[Begin]

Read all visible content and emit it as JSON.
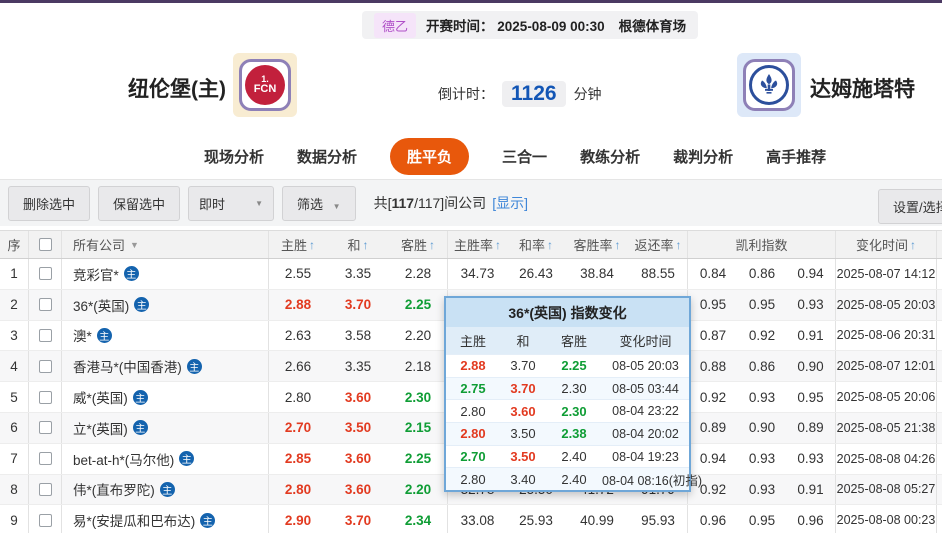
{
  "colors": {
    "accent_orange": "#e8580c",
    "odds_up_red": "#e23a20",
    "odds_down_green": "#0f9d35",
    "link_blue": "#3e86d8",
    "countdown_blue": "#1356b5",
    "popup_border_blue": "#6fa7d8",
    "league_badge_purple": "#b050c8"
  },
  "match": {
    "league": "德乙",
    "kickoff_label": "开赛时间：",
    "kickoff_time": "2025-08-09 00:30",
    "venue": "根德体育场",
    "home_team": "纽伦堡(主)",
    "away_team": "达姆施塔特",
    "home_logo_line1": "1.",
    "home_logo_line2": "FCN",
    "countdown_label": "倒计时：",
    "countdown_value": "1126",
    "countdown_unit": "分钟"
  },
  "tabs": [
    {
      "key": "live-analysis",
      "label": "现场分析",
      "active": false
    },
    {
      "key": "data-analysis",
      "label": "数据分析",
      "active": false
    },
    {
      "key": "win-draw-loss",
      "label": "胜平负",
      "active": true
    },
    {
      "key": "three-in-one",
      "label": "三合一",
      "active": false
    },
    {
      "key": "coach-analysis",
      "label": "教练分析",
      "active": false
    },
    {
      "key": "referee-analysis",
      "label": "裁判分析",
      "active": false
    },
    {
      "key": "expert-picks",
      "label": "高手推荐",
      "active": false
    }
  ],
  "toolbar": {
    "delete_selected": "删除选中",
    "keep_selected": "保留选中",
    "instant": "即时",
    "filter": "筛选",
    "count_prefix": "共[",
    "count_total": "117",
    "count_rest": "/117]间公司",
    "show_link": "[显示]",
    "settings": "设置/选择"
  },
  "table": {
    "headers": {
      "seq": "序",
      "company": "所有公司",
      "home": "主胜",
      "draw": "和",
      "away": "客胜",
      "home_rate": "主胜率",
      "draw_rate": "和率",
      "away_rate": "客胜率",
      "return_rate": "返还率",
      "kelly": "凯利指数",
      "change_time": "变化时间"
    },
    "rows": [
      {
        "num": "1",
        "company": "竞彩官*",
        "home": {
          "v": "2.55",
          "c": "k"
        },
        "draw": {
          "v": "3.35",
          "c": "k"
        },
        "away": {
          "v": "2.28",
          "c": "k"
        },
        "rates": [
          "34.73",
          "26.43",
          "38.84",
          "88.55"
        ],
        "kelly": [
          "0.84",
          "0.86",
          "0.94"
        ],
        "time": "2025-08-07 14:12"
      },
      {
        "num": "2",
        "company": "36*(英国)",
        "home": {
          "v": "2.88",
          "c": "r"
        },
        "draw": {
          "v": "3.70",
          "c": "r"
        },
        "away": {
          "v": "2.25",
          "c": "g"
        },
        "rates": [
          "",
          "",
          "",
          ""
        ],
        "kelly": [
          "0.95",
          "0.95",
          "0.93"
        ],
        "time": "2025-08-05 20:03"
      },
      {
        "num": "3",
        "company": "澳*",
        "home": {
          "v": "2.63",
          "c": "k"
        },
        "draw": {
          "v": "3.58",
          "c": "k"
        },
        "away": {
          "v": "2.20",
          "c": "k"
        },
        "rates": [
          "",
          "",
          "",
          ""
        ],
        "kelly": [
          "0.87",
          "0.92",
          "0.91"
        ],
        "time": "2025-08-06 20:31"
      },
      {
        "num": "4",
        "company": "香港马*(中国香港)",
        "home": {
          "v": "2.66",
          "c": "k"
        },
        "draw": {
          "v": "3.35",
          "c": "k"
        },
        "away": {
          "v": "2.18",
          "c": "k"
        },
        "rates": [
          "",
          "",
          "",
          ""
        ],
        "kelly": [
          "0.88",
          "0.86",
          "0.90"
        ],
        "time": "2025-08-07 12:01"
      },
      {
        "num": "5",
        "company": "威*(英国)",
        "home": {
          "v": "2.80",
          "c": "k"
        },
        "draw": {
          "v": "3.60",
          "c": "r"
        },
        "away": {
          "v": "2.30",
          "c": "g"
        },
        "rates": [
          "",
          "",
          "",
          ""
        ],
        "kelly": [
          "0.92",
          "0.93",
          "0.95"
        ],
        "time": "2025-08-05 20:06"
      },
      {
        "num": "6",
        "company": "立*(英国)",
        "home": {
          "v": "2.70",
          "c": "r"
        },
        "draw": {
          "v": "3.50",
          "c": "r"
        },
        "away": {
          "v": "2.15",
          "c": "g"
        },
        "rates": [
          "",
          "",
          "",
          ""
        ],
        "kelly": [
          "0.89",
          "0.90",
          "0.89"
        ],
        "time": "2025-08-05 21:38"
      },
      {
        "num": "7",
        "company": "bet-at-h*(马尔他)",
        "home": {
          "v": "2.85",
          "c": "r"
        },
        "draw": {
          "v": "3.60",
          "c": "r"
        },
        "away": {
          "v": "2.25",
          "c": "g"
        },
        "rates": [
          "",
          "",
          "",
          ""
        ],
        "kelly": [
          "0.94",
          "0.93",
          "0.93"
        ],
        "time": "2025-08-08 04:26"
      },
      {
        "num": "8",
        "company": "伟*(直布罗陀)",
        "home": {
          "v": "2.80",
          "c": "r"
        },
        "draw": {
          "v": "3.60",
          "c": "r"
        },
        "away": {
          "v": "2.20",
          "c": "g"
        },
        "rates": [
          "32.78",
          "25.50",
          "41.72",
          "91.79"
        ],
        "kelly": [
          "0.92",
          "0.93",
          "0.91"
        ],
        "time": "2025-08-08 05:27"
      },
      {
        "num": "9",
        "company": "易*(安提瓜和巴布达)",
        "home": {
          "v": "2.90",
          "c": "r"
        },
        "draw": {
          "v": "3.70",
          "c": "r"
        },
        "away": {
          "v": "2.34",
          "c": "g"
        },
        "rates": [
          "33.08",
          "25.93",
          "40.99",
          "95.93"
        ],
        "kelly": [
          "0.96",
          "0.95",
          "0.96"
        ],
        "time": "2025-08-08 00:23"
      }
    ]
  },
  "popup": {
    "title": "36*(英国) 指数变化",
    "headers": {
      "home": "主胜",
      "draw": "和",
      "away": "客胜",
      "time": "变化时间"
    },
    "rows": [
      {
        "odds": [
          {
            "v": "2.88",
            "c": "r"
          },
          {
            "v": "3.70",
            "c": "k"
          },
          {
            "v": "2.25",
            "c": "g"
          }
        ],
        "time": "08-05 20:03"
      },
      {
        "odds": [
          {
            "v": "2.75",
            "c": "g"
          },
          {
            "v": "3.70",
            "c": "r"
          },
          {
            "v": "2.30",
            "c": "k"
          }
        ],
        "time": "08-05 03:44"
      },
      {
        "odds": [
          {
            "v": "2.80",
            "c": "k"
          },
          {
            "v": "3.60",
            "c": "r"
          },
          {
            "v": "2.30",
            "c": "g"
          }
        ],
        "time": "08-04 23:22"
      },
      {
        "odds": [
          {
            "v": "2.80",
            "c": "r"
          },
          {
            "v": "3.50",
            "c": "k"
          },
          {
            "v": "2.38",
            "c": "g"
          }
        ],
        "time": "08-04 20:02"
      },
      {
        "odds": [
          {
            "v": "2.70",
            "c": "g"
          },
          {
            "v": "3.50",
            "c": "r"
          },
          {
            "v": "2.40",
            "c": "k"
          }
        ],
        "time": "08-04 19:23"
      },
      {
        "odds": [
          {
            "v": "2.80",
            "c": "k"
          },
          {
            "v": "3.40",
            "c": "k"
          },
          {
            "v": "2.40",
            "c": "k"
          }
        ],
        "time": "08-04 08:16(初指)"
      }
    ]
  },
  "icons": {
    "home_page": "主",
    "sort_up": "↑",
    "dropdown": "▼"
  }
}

[End]
[Begin]

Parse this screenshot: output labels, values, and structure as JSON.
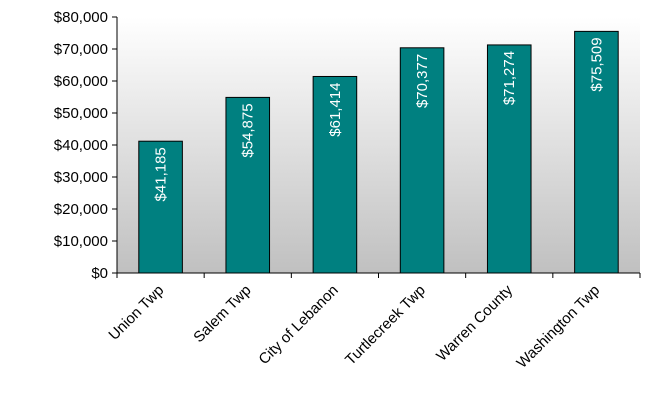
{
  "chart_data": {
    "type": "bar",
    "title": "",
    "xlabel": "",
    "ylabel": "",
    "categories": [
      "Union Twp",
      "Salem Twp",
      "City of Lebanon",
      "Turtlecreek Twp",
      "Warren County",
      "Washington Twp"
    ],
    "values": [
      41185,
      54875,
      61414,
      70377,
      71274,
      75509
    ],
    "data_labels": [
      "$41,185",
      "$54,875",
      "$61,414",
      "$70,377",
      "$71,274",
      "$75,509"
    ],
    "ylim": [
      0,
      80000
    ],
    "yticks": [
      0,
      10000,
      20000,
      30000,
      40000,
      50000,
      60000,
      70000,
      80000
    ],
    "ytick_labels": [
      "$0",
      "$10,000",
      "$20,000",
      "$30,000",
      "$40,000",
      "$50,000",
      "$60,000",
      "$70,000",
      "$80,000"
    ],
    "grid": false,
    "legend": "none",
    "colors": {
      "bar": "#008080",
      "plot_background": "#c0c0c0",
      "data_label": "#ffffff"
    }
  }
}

[End]
[Begin]

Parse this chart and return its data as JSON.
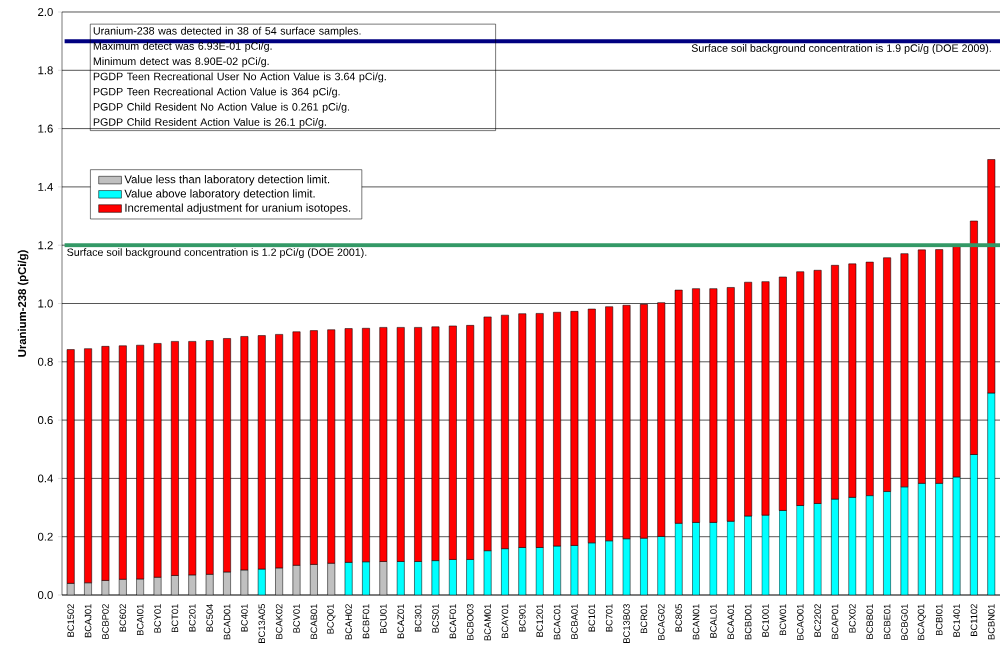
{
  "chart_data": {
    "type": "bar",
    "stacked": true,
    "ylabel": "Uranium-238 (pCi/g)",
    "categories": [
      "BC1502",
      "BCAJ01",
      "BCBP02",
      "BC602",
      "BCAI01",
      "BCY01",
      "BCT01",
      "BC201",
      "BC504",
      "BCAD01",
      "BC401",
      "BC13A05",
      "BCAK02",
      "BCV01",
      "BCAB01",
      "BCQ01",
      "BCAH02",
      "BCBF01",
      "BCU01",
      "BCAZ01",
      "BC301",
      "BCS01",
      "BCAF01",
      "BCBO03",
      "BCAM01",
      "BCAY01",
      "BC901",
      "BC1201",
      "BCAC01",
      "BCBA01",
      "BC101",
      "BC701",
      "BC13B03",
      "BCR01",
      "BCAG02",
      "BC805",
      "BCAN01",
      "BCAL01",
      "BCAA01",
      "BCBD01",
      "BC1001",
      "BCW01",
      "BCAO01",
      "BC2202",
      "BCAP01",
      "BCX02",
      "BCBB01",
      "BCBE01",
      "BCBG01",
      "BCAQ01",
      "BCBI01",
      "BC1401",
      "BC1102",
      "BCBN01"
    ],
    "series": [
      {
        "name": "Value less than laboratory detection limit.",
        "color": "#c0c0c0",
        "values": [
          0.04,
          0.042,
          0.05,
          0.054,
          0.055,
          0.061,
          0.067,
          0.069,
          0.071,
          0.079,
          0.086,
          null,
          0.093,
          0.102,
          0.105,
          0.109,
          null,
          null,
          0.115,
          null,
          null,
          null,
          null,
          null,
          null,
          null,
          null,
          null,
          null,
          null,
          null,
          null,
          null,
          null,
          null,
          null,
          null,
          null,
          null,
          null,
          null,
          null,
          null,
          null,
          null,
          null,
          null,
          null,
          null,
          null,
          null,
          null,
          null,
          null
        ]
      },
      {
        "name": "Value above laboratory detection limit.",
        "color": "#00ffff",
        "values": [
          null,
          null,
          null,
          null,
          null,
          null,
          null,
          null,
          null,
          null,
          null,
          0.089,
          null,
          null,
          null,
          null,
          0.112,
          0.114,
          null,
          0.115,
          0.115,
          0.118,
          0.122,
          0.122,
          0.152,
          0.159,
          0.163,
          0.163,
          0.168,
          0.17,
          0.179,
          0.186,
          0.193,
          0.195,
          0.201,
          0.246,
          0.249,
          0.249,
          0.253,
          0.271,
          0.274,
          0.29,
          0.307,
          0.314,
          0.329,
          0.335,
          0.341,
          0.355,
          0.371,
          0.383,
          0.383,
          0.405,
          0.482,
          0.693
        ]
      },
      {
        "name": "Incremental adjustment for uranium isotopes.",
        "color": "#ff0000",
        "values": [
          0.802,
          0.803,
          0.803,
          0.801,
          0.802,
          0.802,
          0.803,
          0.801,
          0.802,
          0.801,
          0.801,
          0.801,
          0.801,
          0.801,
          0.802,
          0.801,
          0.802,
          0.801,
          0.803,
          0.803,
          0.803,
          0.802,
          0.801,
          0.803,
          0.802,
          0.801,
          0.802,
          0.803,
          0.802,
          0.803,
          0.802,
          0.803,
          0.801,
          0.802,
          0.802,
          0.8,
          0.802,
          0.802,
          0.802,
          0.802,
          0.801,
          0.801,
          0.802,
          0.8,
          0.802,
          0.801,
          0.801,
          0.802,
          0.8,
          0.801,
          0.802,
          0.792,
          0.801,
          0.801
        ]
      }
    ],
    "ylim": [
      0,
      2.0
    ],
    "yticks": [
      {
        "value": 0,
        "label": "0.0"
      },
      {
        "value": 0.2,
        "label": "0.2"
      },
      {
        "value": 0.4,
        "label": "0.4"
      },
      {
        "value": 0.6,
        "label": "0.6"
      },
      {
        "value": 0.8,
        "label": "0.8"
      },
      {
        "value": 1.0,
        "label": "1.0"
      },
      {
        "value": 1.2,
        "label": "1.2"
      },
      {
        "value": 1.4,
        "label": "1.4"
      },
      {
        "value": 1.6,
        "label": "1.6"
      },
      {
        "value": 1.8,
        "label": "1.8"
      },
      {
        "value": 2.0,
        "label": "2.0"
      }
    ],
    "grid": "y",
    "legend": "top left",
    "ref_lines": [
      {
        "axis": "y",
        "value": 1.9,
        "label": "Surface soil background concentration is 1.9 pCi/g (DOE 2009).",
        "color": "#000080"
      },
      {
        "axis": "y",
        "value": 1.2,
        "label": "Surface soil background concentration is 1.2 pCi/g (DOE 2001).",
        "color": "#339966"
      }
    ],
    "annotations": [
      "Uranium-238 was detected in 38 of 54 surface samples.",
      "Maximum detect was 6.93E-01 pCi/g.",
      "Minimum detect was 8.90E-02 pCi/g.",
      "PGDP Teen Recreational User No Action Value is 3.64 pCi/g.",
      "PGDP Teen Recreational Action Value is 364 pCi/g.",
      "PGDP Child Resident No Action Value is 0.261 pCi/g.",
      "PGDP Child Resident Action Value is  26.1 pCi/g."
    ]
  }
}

[End]

• GOAL
Only the number is wanted: count the lines of the records that hold the word "Action".

• WORKED ANSWER
4